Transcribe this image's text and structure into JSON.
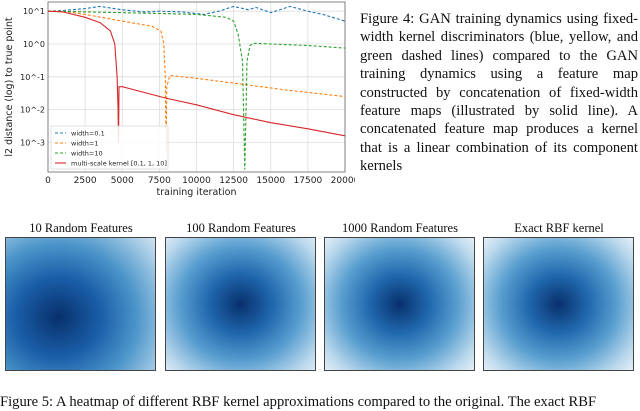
{
  "figure4": {
    "caption": "Figure 4: GAN training dynamics using fixed-width kernel discriminators (blue, yellow, and green dashed lines) compared to the GAN training dynamics using a feature map constructed by concatenation of fixed-width feature maps (illustrated by solid line). A concatenated feature map produces a kernel that is a linear combination of its component kernels"
  },
  "chart_data": {
    "type": "line",
    "xlabel": "training iteration",
    "ylabel": "l2 distance (log) to true point",
    "yscale": "log",
    "xlim": [
      0,
      20000
    ],
    "ylim_log10": [
      -3.9,
      1.28
    ],
    "grid": true,
    "legend_position": "bottom-left",
    "xticks": [
      "0",
      "2500",
      "5000",
      "7500",
      "10000",
      "12500",
      "15000",
      "17500",
      "20000"
    ],
    "yticks": [
      {
        "label": "10^1",
        "v": 1
      },
      {
        "label": "10^0",
        "v": 0
      },
      {
        "label": "10^-1",
        "v": -1
      },
      {
        "label": "10^-2",
        "v": -2
      },
      {
        "label": "10^-3",
        "v": -3
      }
    ],
    "series": [
      {
        "name": "width=0.1",
        "color": "#1f77b4",
        "dash": true,
        "x": [
          0,
          1000,
          2500,
          3500,
          5000,
          6500,
          7500,
          9000,
          10500,
          11500,
          12500,
          13500,
          14000,
          15000,
          16300,
          17500,
          18500,
          20000
        ],
        "y": [
          10,
          10.5,
          12,
          14,
          11,
          9.5,
          10,
          9.5,
          8,
          10,
          14,
          11,
          13,
          9,
          14,
          10,
          8,
          5
        ]
      },
      {
        "name": "width=1",
        "color": "#ff7f0e",
        "dash": true,
        "x": [
          0,
          1000,
          2500,
          5000,
          7000,
          7600,
          7800,
          7900,
          7950,
          8000,
          8200,
          10000,
          13000,
          16000,
          20000
        ],
        "y": [
          10,
          10,
          8,
          5,
          3.5,
          2.5,
          1,
          0.1,
          0.0005,
          0.05,
          0.11,
          0.09,
          0.06,
          0.04,
          0.025
        ]
      },
      {
        "name": "width=10",
        "color": "#2ca02c",
        "dash": true,
        "x": [
          0,
          2500,
          5000,
          7500,
          10000,
          12000,
          12500,
          12800,
          13100,
          13250,
          13400,
          13600,
          13800,
          15000,
          17500,
          20000
        ],
        "y": [
          10,
          9.5,
          9,
          8.5,
          8,
          6.5,
          5,
          2,
          0.3,
          0.00015,
          0.3,
          0.9,
          1.05,
          1,
          0.9,
          0.75
        ]
      },
      {
        "name": "multi-scale kernel [0.1, 1, 10]",
        "color": "#d62728",
        "dash": false,
        "x": [
          0,
          1000,
          2500,
          3500,
          4200,
          4500,
          4650,
          4720,
          4750,
          4780,
          4850,
          5000,
          8000,
          10000,
          12500,
          15000,
          17500,
          20000
        ],
        "y": [
          10,
          9.5,
          6.5,
          4.5,
          2.5,
          1,
          0.1,
          0.01,
          0.001,
          0.05,
          0.05,
          0.05,
          0.022,
          0.014,
          0.007,
          0.004,
          0.0026,
          0.0016
        ]
      }
    ]
  },
  "figure5": {
    "panels": [
      {
        "title": "10 Random Features"
      },
      {
        "title": "100 Random Features"
      },
      {
        "title": "1000 Random Features"
      },
      {
        "title": "Exact RBF kernel"
      }
    ],
    "caption": "Figure 5: A heatmap of different RBF kernel approximations compared to the original. The exact RBF"
  }
}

_TASK REQUIREMENTS_.
Retype every record above exactly as written, but leave out the pictures.

_SOLUTION FOR THIS PROBLEM_.
Transcribe this image's text and structure into JSON.
{
  "figure4": {
    "caption": "Figure 4: GAN training dynamics using fixed-width kernel discriminators (blue, yellow, and green dashed lines) compared to the GAN training dynamics using a feature map constructed by concatenation of fixed-width feature maps (illustrated by solid line). A concatenated feature map produces a kernel that is a linear combination of its component kernels"
  },
  "chart_data": {
    "type": "line",
    "xlabel": "training iteration",
    "ylabel": "l2 distance (log) to true point",
    "yscale": "log",
    "xlim": [
      0,
      20000
    ],
    "ylim_log10": [
      -3.9,
      1.28
    ],
    "grid": true,
    "legend_position": "bottom-left",
    "xticks": [
      "0",
      "2500",
      "5000",
      "7500",
      "10000",
      "12500",
      "15000",
      "17500",
      "20000"
    ],
    "yticks": [
      {
        "label": "10^1",
        "v": 1
      },
      {
        "label": "10^0",
        "v": 0
      },
      {
        "label": "10^-1",
        "v": -1
      },
      {
        "label": "10^-2",
        "v": -2
      },
      {
        "label": "10^-3",
        "v": -3
      }
    ],
    "series": [
      {
        "name": "width=0.1",
        "color": "#1f77b4",
        "dash": true,
        "x": [
          0,
          1000,
          2500,
          3500,
          5000,
          6500,
          7500,
          9000,
          10500,
          11500,
          12500,
          13500,
          14000,
          15000,
          16300,
          17500,
          18500,
          20000
        ],
        "y": [
          10,
          10.5,
          12,
          14,
          11,
          9.5,
          10,
          9.5,
          8,
          10,
          14,
          11,
          13,
          9,
          14,
          10,
          8,
          5
        ]
      },
      {
        "name": "width=1",
        "color": "#ff7f0e",
        "dash": true,
        "x": [
          0,
          1000,
          2500,
          5000,
          7000,
          7600,
          7800,
          7900,
          7950,
          8000,
          8200,
          10000,
          13000,
          16000,
          20000
        ],
        "y": [
          10,
          10,
          8,
          5,
          3.5,
          2.5,
          1,
          0.1,
          0.0005,
          0.05,
          0.11,
          0.09,
          0.06,
          0.04,
          0.025
        ]
      },
      {
        "name": "width=10",
        "color": "#2ca02c",
        "dash": true,
        "x": [
          0,
          2500,
          5000,
          7500,
          10000,
          12000,
          12500,
          12800,
          13100,
          13250,
          13400,
          13600,
          13800,
          15000,
          17500,
          20000
        ],
        "y": [
          10,
          9.5,
          9,
          8.5,
          8,
          6.5,
          5,
          2,
          0.3,
          0.00015,
          0.3,
          0.9,
          1.05,
          1,
          0.9,
          0.75
        ]
      },
      {
        "name": "multi-scale kernel [0.1, 1, 10]",
        "color": "#d62728",
        "dash": false,
        "x": [
          0,
          1000,
          2500,
          3500,
          4200,
          4500,
          4650,
          4720,
          4750,
          4780,
          4850,
          5000,
          8000,
          10000,
          12500,
          15000,
          17500,
          20000
        ],
        "y": [
          10,
          9.5,
          6.5,
          4.5,
          2.5,
          1,
          0.1,
          0.01,
          0.001,
          0.05,
          0.05,
          0.05,
          0.022,
          0.014,
          0.007,
          0.004,
          0.0026,
          0.0016
        ]
      }
    ]
  },
  "figure5": {
    "panels": [
      {
        "title": "10 Random Features"
      },
      {
        "title": "100 Random Features"
      },
      {
        "title": "1000 Random Features"
      },
      {
        "title": "Exact RBF kernel"
      }
    ],
    "caption": "Figure 5: A heatmap of different RBF kernel approximations compared to the original. The exact RBF"
  }
}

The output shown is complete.